Start of Records for this task

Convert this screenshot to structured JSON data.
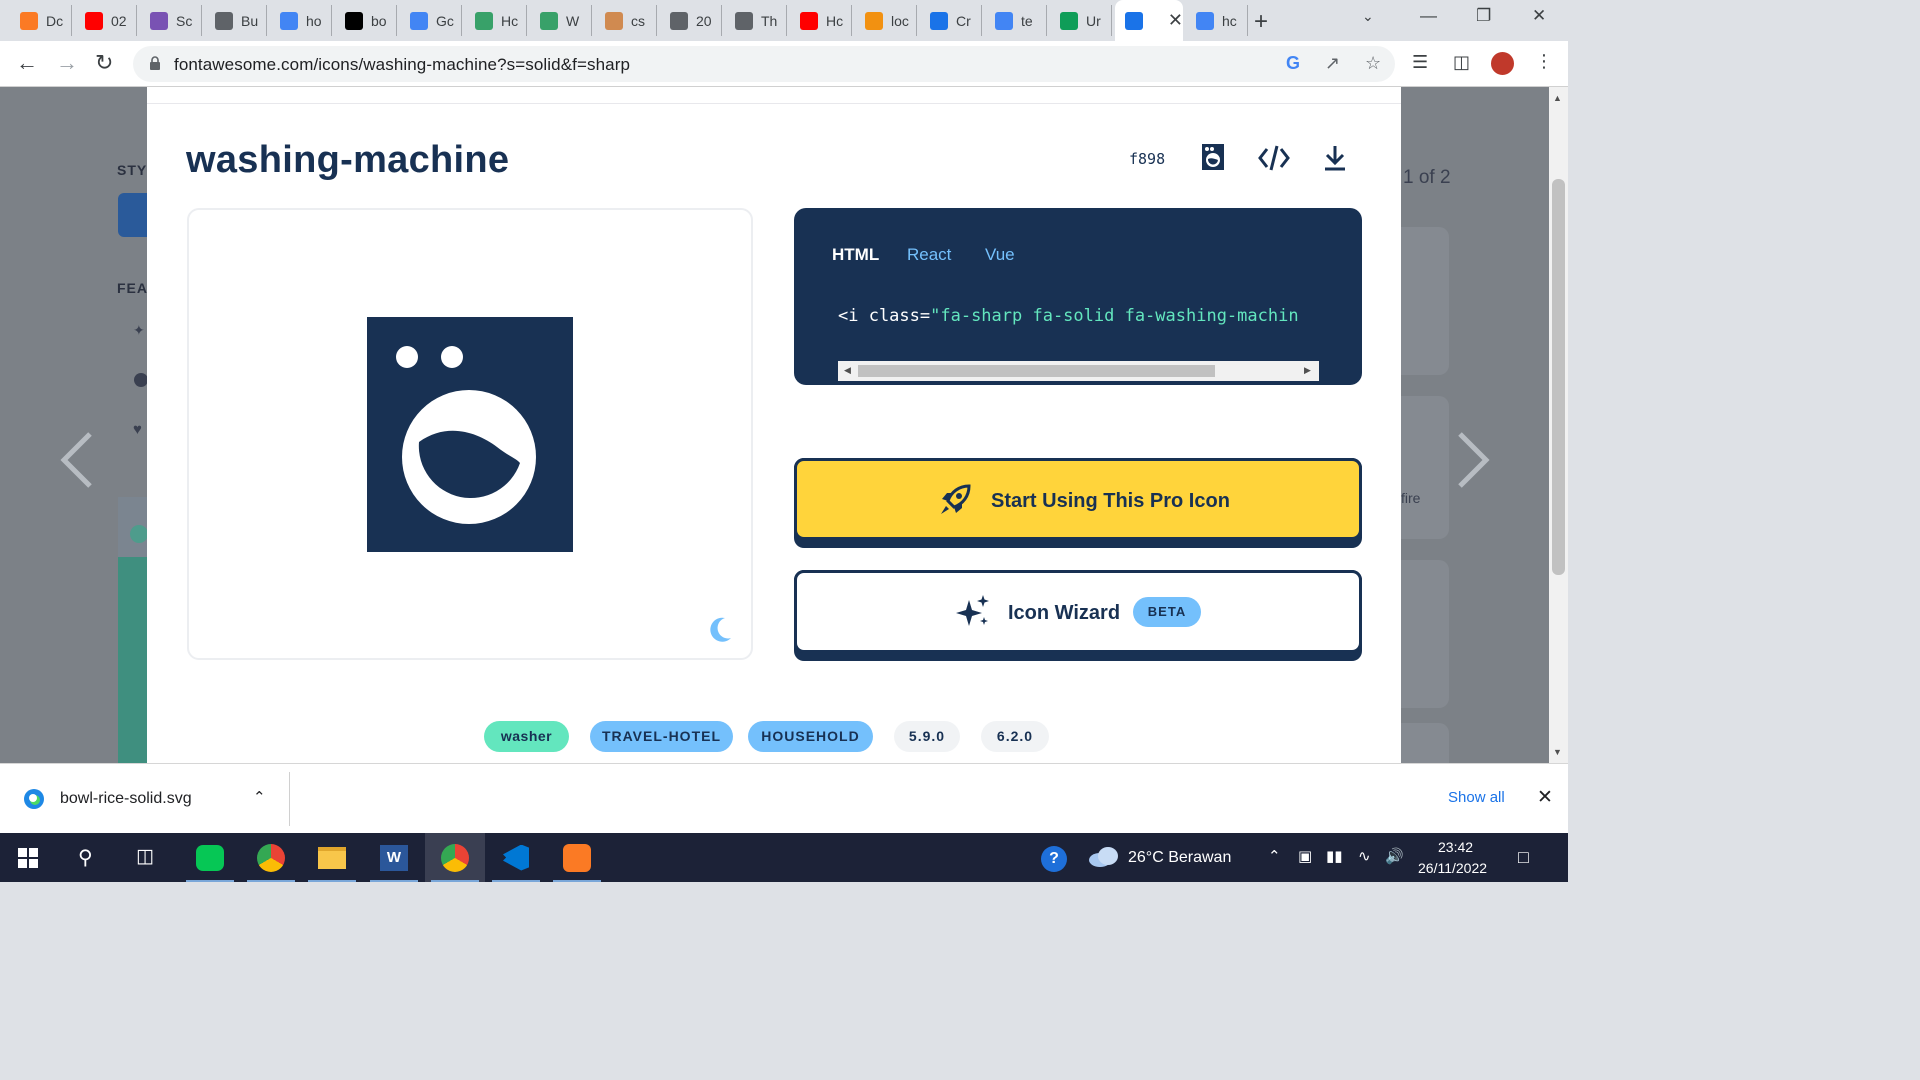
{
  "browser": {
    "tabs": [
      {
        "label": "Dc",
        "icon": "xampp-icon",
        "color": "#fb7a24"
      },
      {
        "label": "02",
        "icon": "youtube-icon",
        "color": "#ff0000"
      },
      {
        "label": "Sc",
        "icon": "bootstrap-icon",
        "color": "#7952b3"
      },
      {
        "label": "Bu",
        "icon": "building-icon",
        "color": "#5f6368"
      },
      {
        "label": "ho",
        "icon": "google-icon",
        "color": "#4285f4"
      },
      {
        "label": "bo",
        "icon": "medium-icon",
        "color": "#000000"
      },
      {
        "label": "Gc",
        "icon": "google-translate-icon",
        "color": "#4285f4"
      },
      {
        "label": "Hc",
        "icon": "wikihow-icon",
        "color": "#38a169"
      },
      {
        "label": "W",
        "icon": "wikihow-icon",
        "color": "#38a169"
      },
      {
        "label": "cs",
        "icon": "pen-icon",
        "color": "#d08a50"
      },
      {
        "label": "20",
        "icon": "loading-icon",
        "color": "#5f6368"
      },
      {
        "label": "Th",
        "icon": "graduation-cap-icon",
        "color": "#5f6368"
      },
      {
        "label": "Hc",
        "icon": "youtube-icon",
        "color": "#ff0000"
      },
      {
        "label": "loc",
        "icon": "pma-icon",
        "color": "#f29111"
      },
      {
        "label": "Cr",
        "icon": "cp-icon",
        "color": "#1a73e8"
      },
      {
        "label": "te",
        "icon": "google-icon",
        "color": "#4285f4"
      },
      {
        "label": "Ur",
        "icon": "plus-square-icon",
        "color": "#0f9d58"
      },
      {
        "label": "",
        "icon": "flag-icon",
        "color": "#1a73e8",
        "active": true
      },
      {
        "label": "hc",
        "icon": "google-icon",
        "color": "#4285f4"
      }
    ],
    "url": "fontawesome.com/icons/washing-machine?s=solid&f=sharp"
  },
  "background": {
    "style_label": "STY",
    "feature_label": "FEA",
    "pager_text": "1 of 2",
    "side_text": "fire"
  },
  "modal": {
    "title": "washing-machine",
    "unicode": "f898",
    "code_tabs": [
      "HTML",
      "React",
      "Vue"
    ],
    "code_prefix": "<i class=",
    "code_string": "\"fa-sharp fa-solid fa-washing-machin",
    "start_button": "Start Using This Pro Icon",
    "wizard_button": "Icon Wizard",
    "beta_badge": "BETA",
    "tags": [
      {
        "label": "washer",
        "color": "#63e6be"
      },
      {
        "label": "TRAVEL-HOTEL",
        "color": "#74c0fc"
      },
      {
        "label": "HOUSEHOLD",
        "color": "#74c0fc"
      },
      {
        "label": "5.9.0",
        "color": "#f1f3f5"
      },
      {
        "label": "6.2.0",
        "color": "#f1f3f5"
      }
    ],
    "colors": {
      "navy": "#183153",
      "yellow": "#ffd43b",
      "teal": "#63e6be",
      "sky": "#74c0fc"
    }
  },
  "download_bar": {
    "file_name": "bowl-rice-solid.svg",
    "show_all": "Show all"
  },
  "taskbar": {
    "weather": "26°C  Berawan",
    "time": "23:42",
    "date": "26/11/2022"
  }
}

End of Records for this task

Stated task => Reproduce all entries without any change, and omit the pictures.

Correct response =>
Convert this screenshot to structured JSON data.
{
  "browser": {
    "tabs": [
      {
        "label": "Dc",
        "icon": "xampp-icon",
        "color": "#fb7a24"
      },
      {
        "label": "02",
        "icon": "youtube-icon",
        "color": "#ff0000"
      },
      {
        "label": "Sc",
        "icon": "bootstrap-icon",
        "color": "#7952b3"
      },
      {
        "label": "Bu",
        "icon": "building-icon",
        "color": "#5f6368"
      },
      {
        "label": "ho",
        "icon": "google-icon",
        "color": "#4285f4"
      },
      {
        "label": "bo",
        "icon": "medium-icon",
        "color": "#000000"
      },
      {
        "label": "Gc",
        "icon": "google-translate-icon",
        "color": "#4285f4"
      },
      {
        "label": "Hc",
        "icon": "wikihow-icon",
        "color": "#38a169"
      },
      {
        "label": "W",
        "icon": "wikihow-icon",
        "color": "#38a169"
      },
      {
        "label": "cs",
        "icon": "pen-icon",
        "color": "#d08a50"
      },
      {
        "label": "20",
        "icon": "loading-icon",
        "color": "#5f6368"
      },
      {
        "label": "Th",
        "icon": "graduation-cap-icon",
        "color": "#5f6368"
      },
      {
        "label": "Hc",
        "icon": "youtube-icon",
        "color": "#ff0000"
      },
      {
        "label": "loc",
        "icon": "pma-icon",
        "color": "#f29111"
      },
      {
        "label": "Cr",
        "icon": "cp-icon",
        "color": "#1a73e8"
      },
      {
        "label": "te",
        "icon": "google-icon",
        "color": "#4285f4"
      },
      {
        "label": "Ur",
        "icon": "plus-square-icon",
        "color": "#0f9d58"
      },
      {
        "label": "",
        "icon": "flag-icon",
        "color": "#1a73e8",
        "active": true
      },
      {
        "label": "hc",
        "icon": "google-icon",
        "color": "#4285f4"
      }
    ],
    "url": "fontawesome.com/icons/washing-machine?s=solid&f=sharp"
  },
  "background": {
    "style_label": "STY",
    "feature_label": "FEA",
    "pager_text": "1 of 2",
    "side_text": "fire"
  },
  "modal": {
    "title": "washing-machine",
    "unicode": "f898",
    "code_tabs": [
      "HTML",
      "React",
      "Vue"
    ],
    "code_prefix": "<i class=",
    "code_string": "\"fa-sharp fa-solid fa-washing-machin",
    "start_button": "Start Using This Pro Icon",
    "wizard_button": "Icon Wizard",
    "beta_badge": "BETA",
    "tags": [
      {
        "label": "washer",
        "color": "#63e6be"
      },
      {
        "label": "TRAVEL-HOTEL",
        "color": "#74c0fc"
      },
      {
        "label": "HOUSEHOLD",
        "color": "#74c0fc"
      },
      {
        "label": "5.9.0",
        "color": "#f1f3f5"
      },
      {
        "label": "6.2.0",
        "color": "#f1f3f5"
      }
    ],
    "colors": {
      "navy": "#183153",
      "yellow": "#ffd43b",
      "teal": "#63e6be",
      "sky": "#74c0fc"
    }
  },
  "download_bar": {
    "file_name": "bowl-rice-solid.svg",
    "show_all": "Show all"
  },
  "taskbar": {
    "weather": "26°C  Berawan",
    "time": "23:42",
    "date": "26/11/2022"
  }
}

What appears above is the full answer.